### Task details
Return all the data below as it stands, minus the pictures.

### Data extract

==*==

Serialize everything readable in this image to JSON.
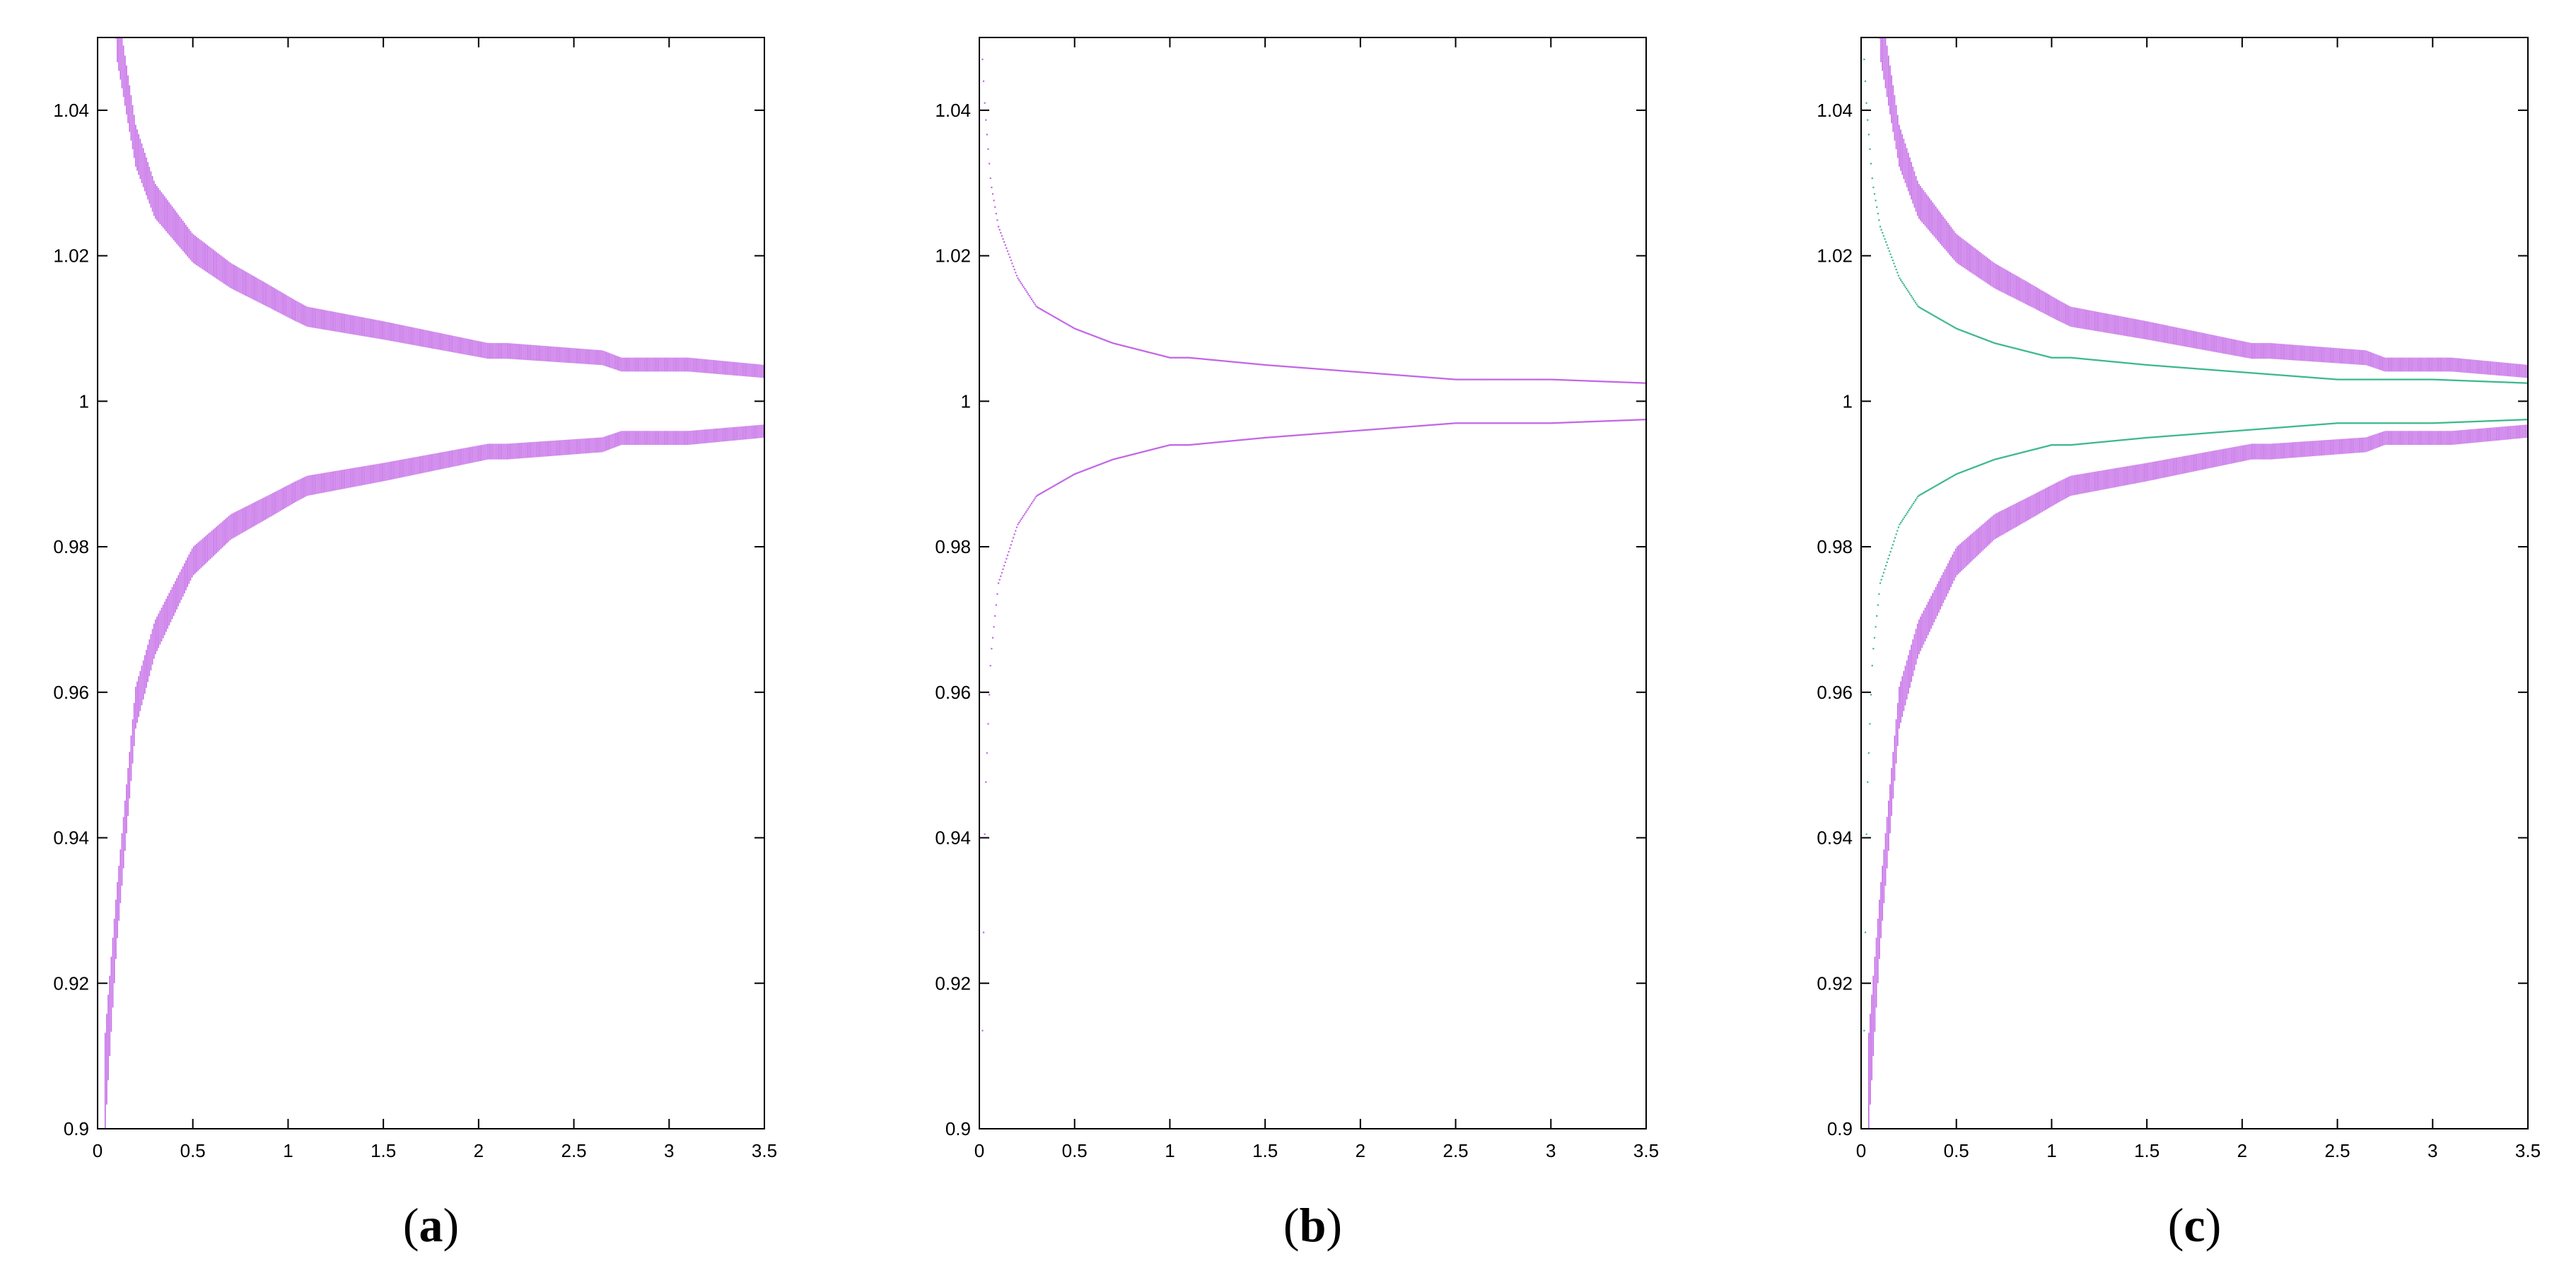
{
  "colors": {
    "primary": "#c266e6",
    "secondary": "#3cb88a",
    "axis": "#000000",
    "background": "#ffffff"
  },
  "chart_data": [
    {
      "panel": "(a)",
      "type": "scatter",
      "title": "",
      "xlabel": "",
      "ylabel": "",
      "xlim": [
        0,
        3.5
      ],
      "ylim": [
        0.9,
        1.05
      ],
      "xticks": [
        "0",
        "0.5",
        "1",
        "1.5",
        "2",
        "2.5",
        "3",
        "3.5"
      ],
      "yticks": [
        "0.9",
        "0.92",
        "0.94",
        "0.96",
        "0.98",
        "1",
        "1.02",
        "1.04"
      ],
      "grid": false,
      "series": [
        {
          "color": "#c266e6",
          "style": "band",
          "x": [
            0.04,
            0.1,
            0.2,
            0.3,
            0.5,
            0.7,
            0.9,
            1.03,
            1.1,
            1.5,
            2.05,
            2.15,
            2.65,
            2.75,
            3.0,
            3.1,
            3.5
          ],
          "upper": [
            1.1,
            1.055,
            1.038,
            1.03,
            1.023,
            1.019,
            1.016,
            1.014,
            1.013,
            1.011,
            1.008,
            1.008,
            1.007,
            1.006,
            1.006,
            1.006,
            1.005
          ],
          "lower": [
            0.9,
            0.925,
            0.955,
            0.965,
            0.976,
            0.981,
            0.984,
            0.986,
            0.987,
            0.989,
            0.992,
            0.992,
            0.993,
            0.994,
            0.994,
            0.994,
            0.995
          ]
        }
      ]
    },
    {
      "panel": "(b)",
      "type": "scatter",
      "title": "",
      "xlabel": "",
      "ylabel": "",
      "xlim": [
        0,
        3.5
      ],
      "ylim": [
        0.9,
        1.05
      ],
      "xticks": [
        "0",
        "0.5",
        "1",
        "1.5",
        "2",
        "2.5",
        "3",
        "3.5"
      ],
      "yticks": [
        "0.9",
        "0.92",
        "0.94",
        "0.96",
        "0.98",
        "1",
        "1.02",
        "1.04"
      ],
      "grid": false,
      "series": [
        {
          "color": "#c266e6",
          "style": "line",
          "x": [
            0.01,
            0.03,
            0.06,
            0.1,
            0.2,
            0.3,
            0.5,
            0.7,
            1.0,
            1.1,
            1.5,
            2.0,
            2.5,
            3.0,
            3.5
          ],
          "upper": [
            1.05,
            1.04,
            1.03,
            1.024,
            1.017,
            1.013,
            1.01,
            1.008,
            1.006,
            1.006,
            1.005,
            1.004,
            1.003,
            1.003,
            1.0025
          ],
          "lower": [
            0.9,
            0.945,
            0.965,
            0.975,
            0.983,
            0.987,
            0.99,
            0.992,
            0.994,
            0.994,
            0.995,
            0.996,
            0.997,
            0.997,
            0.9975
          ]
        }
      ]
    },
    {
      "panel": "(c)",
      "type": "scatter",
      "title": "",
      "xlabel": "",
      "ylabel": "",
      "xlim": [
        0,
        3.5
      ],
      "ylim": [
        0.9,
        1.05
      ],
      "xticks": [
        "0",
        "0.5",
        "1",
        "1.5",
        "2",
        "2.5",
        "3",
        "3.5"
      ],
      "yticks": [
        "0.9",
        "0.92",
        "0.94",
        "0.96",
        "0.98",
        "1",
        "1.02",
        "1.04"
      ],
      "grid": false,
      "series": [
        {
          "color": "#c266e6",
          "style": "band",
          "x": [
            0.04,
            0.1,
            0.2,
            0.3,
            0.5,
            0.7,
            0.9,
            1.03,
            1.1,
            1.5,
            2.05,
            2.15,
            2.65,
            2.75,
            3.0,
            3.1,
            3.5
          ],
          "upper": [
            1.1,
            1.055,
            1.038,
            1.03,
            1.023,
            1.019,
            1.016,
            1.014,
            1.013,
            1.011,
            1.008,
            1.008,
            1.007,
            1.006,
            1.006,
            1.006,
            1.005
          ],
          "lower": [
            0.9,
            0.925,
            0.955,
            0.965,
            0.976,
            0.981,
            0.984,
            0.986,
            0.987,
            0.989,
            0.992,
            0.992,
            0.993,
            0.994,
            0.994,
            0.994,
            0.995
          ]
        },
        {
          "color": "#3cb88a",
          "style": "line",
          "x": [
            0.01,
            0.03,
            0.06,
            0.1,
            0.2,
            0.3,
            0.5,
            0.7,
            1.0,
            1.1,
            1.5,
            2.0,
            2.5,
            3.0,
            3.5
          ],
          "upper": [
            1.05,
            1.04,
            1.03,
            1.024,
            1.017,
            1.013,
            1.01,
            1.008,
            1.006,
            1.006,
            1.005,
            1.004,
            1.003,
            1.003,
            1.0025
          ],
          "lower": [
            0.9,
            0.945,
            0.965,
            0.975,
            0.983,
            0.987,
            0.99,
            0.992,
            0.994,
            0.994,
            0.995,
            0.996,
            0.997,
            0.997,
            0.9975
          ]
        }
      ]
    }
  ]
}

==*==

### Task response
Serialize everything readable in this image to JSON.
{
  "colors": {
    "primary": "#c266e6",
    "secondary": "#3cb88a",
    "axis": "#000000",
    "background": "#ffffff"
  },
  "chart_data": [
    {
      "panel": "(a)",
      "type": "scatter",
      "title": "",
      "xlabel": "",
      "ylabel": "",
      "xlim": [
        0,
        3.5
      ],
      "ylim": [
        0.9,
        1.05
      ],
      "xticks": [
        "0",
        "0.5",
        "1",
        "1.5",
        "2",
        "2.5",
        "3",
        "3.5"
      ],
      "yticks": [
        "0.9",
        "0.92",
        "0.94",
        "0.96",
        "0.98",
        "1",
        "1.02",
        "1.04"
      ],
      "grid": false,
      "series": [
        {
          "color": "#c266e6",
          "style": "band",
          "x": [
            0.04,
            0.1,
            0.2,
            0.3,
            0.5,
            0.7,
            0.9,
            1.03,
            1.1,
            1.5,
            2.05,
            2.15,
            2.65,
            2.75,
            3.0,
            3.1,
            3.5
          ],
          "upper": [
            1.1,
            1.055,
            1.038,
            1.03,
            1.023,
            1.019,
            1.016,
            1.014,
            1.013,
            1.011,
            1.008,
            1.008,
            1.007,
            1.006,
            1.006,
            1.006,
            1.005
          ],
          "lower": [
            0.9,
            0.925,
            0.955,
            0.965,
            0.976,
            0.981,
            0.984,
            0.986,
            0.987,
            0.989,
            0.992,
            0.992,
            0.993,
            0.994,
            0.994,
            0.994,
            0.995
          ]
        }
      ]
    },
    {
      "panel": "(b)",
      "type": "scatter",
      "title": "",
      "xlabel": "",
      "ylabel": "",
      "xlim": [
        0,
        3.5
      ],
      "ylim": [
        0.9,
        1.05
      ],
      "xticks": [
        "0",
        "0.5",
        "1",
        "1.5",
        "2",
        "2.5",
        "3",
        "3.5"
      ],
      "yticks": [
        "0.9",
        "0.92",
        "0.94",
        "0.96",
        "0.98",
        "1",
        "1.02",
        "1.04"
      ],
      "grid": false,
      "series": [
        {
          "color": "#c266e6",
          "style": "line",
          "x": [
            0.01,
            0.03,
            0.06,
            0.1,
            0.2,
            0.3,
            0.5,
            0.7,
            1.0,
            1.1,
            1.5,
            2.0,
            2.5,
            3.0,
            3.5
          ],
          "upper": [
            1.05,
            1.04,
            1.03,
            1.024,
            1.017,
            1.013,
            1.01,
            1.008,
            1.006,
            1.006,
            1.005,
            1.004,
            1.003,
            1.003,
            1.0025
          ],
          "lower": [
            0.9,
            0.945,
            0.965,
            0.975,
            0.983,
            0.987,
            0.99,
            0.992,
            0.994,
            0.994,
            0.995,
            0.996,
            0.997,
            0.997,
            0.9975
          ]
        }
      ]
    },
    {
      "panel": "(c)",
      "type": "scatter",
      "title": "",
      "xlabel": "",
      "ylabel": "",
      "xlim": [
        0,
        3.5
      ],
      "ylim": [
        0.9,
        1.05
      ],
      "xticks": [
        "0",
        "0.5",
        "1",
        "1.5",
        "2",
        "2.5",
        "3",
        "3.5"
      ],
      "yticks": [
        "0.9",
        "0.92",
        "0.94",
        "0.96",
        "0.98",
        "1",
        "1.02",
        "1.04"
      ],
      "grid": false,
      "series": [
        {
          "color": "#c266e6",
          "style": "band",
          "x": [
            0.04,
            0.1,
            0.2,
            0.3,
            0.5,
            0.7,
            0.9,
            1.03,
            1.1,
            1.5,
            2.05,
            2.15,
            2.65,
            2.75,
            3.0,
            3.1,
            3.5
          ],
          "upper": [
            1.1,
            1.055,
            1.038,
            1.03,
            1.023,
            1.019,
            1.016,
            1.014,
            1.013,
            1.011,
            1.008,
            1.008,
            1.007,
            1.006,
            1.006,
            1.006,
            1.005
          ],
          "lower": [
            0.9,
            0.925,
            0.955,
            0.965,
            0.976,
            0.981,
            0.984,
            0.986,
            0.987,
            0.989,
            0.992,
            0.992,
            0.993,
            0.994,
            0.994,
            0.994,
            0.995
          ]
        },
        {
          "color": "#3cb88a",
          "style": "line",
          "x": [
            0.01,
            0.03,
            0.06,
            0.1,
            0.2,
            0.3,
            0.5,
            0.7,
            1.0,
            1.1,
            1.5,
            2.0,
            2.5,
            3.0,
            3.5
          ],
          "upper": [
            1.05,
            1.04,
            1.03,
            1.024,
            1.017,
            1.013,
            1.01,
            1.008,
            1.006,
            1.006,
            1.005,
            1.004,
            1.003,
            1.003,
            1.0025
          ],
          "lower": [
            0.9,
            0.945,
            0.965,
            0.975,
            0.983,
            0.987,
            0.99,
            0.992,
            0.994,
            0.994,
            0.995,
            0.996,
            0.997,
            0.997,
            0.9975
          ]
        }
      ]
    }
  ]
}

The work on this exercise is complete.